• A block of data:
%%

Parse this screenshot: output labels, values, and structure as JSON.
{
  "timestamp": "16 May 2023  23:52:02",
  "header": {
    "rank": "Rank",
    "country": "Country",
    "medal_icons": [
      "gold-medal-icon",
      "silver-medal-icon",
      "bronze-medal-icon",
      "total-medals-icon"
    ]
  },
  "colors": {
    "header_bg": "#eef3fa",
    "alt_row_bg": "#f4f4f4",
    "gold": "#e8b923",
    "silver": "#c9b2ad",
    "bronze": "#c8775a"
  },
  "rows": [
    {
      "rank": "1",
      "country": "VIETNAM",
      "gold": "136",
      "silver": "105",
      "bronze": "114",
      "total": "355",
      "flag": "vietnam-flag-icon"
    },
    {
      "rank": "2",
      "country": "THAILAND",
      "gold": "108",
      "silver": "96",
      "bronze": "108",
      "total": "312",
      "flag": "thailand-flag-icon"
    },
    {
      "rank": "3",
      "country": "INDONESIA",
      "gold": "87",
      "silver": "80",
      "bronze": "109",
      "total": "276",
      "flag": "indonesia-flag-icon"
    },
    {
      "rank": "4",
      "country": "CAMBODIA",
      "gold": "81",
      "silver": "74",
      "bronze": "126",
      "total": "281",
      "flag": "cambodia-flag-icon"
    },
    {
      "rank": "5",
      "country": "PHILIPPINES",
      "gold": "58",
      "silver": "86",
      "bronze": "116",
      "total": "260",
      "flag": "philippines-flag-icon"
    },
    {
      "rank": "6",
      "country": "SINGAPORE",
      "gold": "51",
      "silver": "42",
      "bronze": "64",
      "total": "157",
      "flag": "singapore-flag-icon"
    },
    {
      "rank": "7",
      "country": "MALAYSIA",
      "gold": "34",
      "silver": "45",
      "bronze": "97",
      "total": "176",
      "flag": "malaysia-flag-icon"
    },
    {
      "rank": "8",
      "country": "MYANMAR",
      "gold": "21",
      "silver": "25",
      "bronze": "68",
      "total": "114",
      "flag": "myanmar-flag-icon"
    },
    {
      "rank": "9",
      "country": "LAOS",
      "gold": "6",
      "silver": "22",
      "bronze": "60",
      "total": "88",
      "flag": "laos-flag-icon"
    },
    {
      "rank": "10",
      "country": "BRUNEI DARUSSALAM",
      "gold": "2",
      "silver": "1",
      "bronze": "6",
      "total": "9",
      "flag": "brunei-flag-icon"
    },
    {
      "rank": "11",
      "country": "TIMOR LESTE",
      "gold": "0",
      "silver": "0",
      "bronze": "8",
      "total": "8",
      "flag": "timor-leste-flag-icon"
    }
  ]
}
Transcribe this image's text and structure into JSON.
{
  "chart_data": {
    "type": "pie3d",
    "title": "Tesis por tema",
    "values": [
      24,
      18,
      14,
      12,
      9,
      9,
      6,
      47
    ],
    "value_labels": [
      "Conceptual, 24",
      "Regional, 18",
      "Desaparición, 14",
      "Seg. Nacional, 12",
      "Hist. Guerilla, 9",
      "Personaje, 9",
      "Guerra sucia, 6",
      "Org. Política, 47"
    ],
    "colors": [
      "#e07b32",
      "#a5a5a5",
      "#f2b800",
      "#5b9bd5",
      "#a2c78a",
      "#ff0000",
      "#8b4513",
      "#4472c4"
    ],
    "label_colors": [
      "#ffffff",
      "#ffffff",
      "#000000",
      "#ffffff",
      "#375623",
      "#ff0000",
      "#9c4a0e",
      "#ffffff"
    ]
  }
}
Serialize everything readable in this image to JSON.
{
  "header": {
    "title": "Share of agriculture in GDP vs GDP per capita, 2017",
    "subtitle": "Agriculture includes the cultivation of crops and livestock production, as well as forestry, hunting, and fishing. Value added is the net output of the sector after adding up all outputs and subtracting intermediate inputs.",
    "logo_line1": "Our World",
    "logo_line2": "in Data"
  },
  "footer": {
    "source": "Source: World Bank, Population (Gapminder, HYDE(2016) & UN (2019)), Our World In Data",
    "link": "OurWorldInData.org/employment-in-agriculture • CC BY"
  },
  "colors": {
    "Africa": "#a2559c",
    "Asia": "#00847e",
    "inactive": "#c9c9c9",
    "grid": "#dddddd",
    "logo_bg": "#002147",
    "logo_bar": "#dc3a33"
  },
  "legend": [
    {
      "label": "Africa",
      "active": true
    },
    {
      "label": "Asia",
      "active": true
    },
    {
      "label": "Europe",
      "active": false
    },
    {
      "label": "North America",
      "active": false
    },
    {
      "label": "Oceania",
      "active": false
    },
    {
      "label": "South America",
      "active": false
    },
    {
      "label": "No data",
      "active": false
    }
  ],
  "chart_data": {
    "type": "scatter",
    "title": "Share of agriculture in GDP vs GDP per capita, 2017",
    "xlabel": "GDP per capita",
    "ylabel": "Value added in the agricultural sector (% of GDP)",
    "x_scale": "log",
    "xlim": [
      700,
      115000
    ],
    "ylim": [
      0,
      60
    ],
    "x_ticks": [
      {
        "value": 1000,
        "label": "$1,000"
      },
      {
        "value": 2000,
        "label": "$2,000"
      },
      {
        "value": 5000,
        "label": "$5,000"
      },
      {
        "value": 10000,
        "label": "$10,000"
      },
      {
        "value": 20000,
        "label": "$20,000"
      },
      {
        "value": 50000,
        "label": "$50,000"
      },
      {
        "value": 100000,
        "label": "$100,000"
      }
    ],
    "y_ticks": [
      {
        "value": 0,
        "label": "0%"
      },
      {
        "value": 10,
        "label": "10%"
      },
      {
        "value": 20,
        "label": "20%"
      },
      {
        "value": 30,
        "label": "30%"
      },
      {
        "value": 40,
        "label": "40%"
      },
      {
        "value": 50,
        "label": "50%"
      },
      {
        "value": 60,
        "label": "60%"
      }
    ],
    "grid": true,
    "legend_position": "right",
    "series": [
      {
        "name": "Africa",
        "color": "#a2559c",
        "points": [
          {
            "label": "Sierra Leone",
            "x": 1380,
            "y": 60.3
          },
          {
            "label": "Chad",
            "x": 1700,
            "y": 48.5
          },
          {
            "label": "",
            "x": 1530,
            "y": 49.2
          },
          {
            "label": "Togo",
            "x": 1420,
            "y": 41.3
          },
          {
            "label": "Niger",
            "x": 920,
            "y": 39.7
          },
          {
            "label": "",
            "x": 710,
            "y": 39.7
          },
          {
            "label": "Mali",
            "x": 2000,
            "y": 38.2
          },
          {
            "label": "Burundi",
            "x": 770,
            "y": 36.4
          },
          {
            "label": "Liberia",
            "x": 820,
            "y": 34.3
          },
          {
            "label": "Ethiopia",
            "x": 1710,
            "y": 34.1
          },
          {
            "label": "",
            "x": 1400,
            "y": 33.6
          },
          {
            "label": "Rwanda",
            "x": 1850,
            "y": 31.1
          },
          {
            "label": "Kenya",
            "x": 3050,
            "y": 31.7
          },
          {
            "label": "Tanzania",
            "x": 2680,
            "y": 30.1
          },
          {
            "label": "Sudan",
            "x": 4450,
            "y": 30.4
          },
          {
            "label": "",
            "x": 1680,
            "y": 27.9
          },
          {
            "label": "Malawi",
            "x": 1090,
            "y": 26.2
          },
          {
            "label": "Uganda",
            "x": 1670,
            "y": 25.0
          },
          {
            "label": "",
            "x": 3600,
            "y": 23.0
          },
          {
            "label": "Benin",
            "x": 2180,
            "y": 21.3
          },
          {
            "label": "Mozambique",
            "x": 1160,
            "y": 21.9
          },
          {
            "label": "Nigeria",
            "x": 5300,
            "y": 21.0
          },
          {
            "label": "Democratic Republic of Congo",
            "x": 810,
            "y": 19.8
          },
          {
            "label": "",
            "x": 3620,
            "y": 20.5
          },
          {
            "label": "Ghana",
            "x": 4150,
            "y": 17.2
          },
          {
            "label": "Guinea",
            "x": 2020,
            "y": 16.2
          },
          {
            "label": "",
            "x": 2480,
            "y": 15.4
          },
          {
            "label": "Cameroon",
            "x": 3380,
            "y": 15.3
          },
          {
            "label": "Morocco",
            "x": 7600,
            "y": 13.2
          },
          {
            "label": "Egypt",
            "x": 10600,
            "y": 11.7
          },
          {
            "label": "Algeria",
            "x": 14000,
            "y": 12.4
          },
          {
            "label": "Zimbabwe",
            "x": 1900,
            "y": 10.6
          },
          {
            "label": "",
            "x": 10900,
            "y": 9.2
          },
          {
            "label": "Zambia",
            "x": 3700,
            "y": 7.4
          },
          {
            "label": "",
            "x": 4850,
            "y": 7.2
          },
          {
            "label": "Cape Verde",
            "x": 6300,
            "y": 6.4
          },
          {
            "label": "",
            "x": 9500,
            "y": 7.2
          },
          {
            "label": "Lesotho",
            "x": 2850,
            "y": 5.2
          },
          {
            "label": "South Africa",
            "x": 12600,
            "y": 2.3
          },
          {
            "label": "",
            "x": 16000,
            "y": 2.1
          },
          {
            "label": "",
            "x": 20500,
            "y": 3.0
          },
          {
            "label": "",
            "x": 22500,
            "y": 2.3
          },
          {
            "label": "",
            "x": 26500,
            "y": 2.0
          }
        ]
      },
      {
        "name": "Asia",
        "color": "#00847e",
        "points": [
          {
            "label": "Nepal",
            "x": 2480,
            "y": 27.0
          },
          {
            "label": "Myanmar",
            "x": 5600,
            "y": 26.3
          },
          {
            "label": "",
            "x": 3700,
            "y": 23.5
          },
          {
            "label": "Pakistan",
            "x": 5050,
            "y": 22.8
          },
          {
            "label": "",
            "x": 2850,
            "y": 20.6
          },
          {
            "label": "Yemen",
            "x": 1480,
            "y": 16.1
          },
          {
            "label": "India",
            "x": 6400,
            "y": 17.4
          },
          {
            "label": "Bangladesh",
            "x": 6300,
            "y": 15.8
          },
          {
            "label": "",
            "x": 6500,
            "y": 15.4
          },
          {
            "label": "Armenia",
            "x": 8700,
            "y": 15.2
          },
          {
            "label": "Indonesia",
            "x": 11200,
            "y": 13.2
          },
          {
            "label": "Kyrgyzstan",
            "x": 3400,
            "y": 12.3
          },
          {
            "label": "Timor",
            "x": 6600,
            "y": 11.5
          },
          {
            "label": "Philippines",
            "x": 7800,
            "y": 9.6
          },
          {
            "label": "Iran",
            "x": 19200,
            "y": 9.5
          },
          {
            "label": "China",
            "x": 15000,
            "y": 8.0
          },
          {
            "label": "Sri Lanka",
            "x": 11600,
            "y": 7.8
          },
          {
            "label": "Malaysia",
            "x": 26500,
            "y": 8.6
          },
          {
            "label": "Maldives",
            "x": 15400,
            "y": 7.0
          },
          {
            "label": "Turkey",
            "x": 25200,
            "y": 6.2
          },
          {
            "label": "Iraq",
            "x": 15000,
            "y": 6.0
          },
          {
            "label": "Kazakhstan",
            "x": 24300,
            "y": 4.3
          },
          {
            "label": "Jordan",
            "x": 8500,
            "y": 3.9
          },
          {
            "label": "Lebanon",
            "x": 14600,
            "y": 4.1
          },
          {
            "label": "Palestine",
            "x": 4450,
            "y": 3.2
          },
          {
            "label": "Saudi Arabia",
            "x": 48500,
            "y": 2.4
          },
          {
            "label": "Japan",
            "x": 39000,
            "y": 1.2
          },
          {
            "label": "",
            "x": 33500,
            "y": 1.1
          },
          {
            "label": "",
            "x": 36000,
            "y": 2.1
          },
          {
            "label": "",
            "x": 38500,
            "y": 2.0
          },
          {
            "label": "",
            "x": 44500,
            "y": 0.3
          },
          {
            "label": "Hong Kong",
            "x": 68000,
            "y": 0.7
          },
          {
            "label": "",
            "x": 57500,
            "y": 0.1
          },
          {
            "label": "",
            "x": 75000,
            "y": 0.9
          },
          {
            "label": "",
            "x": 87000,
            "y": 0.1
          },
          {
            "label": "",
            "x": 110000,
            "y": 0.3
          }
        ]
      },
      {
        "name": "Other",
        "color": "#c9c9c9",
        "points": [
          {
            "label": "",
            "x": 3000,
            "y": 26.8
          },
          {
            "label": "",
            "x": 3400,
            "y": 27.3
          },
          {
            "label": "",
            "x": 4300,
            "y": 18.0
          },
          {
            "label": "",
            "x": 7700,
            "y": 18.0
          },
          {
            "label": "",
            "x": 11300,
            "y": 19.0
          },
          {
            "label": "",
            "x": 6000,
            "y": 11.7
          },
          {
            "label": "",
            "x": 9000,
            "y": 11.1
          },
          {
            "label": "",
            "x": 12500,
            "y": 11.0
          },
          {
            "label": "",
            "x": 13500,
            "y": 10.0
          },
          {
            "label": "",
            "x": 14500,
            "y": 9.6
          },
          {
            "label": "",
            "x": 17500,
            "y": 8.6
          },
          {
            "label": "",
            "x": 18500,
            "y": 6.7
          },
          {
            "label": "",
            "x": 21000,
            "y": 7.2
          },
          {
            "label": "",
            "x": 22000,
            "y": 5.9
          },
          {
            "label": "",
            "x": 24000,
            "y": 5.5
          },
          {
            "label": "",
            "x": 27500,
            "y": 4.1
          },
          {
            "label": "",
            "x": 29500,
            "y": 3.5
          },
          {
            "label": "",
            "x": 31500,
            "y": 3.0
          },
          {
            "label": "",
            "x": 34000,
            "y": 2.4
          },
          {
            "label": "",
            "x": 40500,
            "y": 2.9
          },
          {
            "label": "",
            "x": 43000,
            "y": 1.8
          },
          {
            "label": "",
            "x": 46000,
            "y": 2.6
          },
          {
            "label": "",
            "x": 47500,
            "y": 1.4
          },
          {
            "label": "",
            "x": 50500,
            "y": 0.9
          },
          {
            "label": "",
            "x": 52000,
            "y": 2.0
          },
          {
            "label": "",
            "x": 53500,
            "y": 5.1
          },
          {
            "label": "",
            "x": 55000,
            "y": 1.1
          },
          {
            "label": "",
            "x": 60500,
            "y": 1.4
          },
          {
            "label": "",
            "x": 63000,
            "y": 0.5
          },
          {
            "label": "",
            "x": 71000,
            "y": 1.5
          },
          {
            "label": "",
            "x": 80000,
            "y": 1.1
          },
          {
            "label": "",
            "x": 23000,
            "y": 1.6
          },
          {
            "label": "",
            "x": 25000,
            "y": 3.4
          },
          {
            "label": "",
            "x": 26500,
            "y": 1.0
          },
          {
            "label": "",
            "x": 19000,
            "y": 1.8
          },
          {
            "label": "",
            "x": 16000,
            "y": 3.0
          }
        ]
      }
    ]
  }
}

%%

• Brief: Find each line that has the word "Africa", then copy it out.

• Task response:
    "Africa": "#a2559c",
      "label": "Africa",
        "name": "Africa",
            "label": "South Africa",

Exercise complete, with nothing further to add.